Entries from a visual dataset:
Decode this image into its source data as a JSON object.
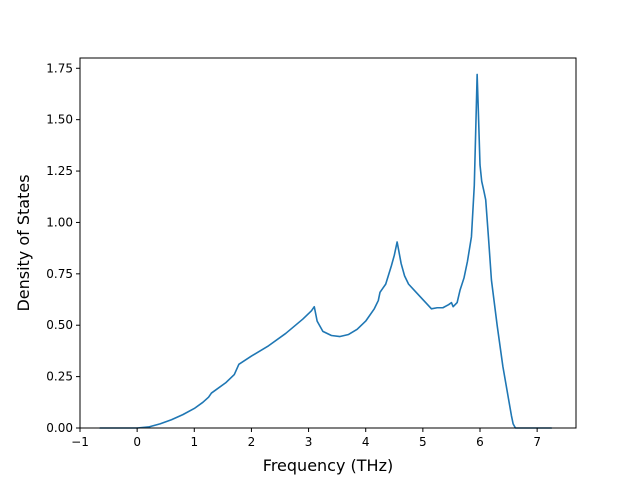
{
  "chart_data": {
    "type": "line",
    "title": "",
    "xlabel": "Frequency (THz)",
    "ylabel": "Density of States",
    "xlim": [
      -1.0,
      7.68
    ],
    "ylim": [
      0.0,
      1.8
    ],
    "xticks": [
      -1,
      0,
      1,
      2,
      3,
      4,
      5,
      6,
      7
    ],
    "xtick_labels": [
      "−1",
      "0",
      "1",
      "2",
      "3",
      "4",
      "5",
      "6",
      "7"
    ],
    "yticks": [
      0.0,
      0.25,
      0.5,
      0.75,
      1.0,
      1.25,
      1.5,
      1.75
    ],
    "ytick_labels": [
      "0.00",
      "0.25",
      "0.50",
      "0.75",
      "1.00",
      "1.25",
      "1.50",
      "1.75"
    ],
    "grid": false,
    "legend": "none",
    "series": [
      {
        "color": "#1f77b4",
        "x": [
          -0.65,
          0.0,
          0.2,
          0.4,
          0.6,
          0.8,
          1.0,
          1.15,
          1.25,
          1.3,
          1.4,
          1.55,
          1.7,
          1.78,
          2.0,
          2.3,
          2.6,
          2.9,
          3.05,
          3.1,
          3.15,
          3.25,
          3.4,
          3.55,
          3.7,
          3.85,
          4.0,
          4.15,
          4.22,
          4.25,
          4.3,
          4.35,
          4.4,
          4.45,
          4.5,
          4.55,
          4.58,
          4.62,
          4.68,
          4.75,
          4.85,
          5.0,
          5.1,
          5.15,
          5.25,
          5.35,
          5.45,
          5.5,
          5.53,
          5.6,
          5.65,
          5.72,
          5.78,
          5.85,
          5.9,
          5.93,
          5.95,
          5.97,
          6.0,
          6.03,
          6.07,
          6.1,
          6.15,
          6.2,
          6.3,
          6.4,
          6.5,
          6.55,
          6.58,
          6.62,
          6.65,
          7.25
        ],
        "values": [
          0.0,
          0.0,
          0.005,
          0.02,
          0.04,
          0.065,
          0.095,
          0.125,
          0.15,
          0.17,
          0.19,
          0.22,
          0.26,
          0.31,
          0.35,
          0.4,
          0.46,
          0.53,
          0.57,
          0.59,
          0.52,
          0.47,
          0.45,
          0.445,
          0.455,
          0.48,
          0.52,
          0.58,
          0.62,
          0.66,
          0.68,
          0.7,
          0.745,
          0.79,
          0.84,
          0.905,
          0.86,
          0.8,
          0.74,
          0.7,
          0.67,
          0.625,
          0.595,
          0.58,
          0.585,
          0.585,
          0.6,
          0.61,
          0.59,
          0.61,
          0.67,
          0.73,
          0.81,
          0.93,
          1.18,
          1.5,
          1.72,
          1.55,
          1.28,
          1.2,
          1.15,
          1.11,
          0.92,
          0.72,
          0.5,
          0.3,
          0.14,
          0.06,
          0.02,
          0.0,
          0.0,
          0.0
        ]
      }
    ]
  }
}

### EXERCISE GOAL
Quote the records in their entirety, keeping the wording exact and excluding pictures.

### EXERCISE OUTPUT
Decode this image into its source data as a JSON object.
{
  "chart_data": {
    "type": "line",
    "title": "",
    "xlabel": "Frequency (THz)",
    "ylabel": "Density of States",
    "xlim": [
      -1.0,
      7.68
    ],
    "ylim": [
      0.0,
      1.8
    ],
    "xticks": [
      -1,
      0,
      1,
      2,
      3,
      4,
      5,
      6,
      7
    ],
    "xtick_labels": [
      "−1",
      "0",
      "1",
      "2",
      "3",
      "4",
      "5",
      "6",
      "7"
    ],
    "yticks": [
      0.0,
      0.25,
      0.5,
      0.75,
      1.0,
      1.25,
      1.5,
      1.75
    ],
    "ytick_labels": [
      "0.00",
      "0.25",
      "0.50",
      "0.75",
      "1.00",
      "1.25",
      "1.50",
      "1.75"
    ],
    "grid": false,
    "legend": "none",
    "series": [
      {
        "color": "#1f77b4",
        "x": [
          -0.65,
          0.0,
          0.2,
          0.4,
          0.6,
          0.8,
          1.0,
          1.15,
          1.25,
          1.3,
          1.4,
          1.55,
          1.7,
          1.78,
          2.0,
          2.3,
          2.6,
          2.9,
          3.05,
          3.1,
          3.15,
          3.25,
          3.4,
          3.55,
          3.7,
          3.85,
          4.0,
          4.15,
          4.22,
          4.25,
          4.3,
          4.35,
          4.4,
          4.45,
          4.5,
          4.55,
          4.58,
          4.62,
          4.68,
          4.75,
          4.85,
          5.0,
          5.1,
          5.15,
          5.25,
          5.35,
          5.45,
          5.5,
          5.53,
          5.6,
          5.65,
          5.72,
          5.78,
          5.85,
          5.9,
          5.93,
          5.95,
          5.97,
          6.0,
          6.03,
          6.07,
          6.1,
          6.15,
          6.2,
          6.3,
          6.4,
          6.5,
          6.55,
          6.58,
          6.62,
          6.65,
          7.25
        ],
        "values": [
          0.0,
          0.0,
          0.005,
          0.02,
          0.04,
          0.065,
          0.095,
          0.125,
          0.15,
          0.17,
          0.19,
          0.22,
          0.26,
          0.31,
          0.35,
          0.4,
          0.46,
          0.53,
          0.57,
          0.59,
          0.52,
          0.47,
          0.45,
          0.445,
          0.455,
          0.48,
          0.52,
          0.58,
          0.62,
          0.66,
          0.68,
          0.7,
          0.745,
          0.79,
          0.84,
          0.905,
          0.86,
          0.8,
          0.74,
          0.7,
          0.67,
          0.625,
          0.595,
          0.58,
          0.585,
          0.585,
          0.6,
          0.61,
          0.59,
          0.61,
          0.67,
          0.73,
          0.81,
          0.93,
          1.18,
          1.5,
          1.72,
          1.55,
          1.28,
          1.2,
          1.15,
          1.11,
          0.92,
          0.72,
          0.5,
          0.3,
          0.14,
          0.06,
          0.02,
          0.0,
          0.0,
          0.0
        ]
      }
    ]
  }
}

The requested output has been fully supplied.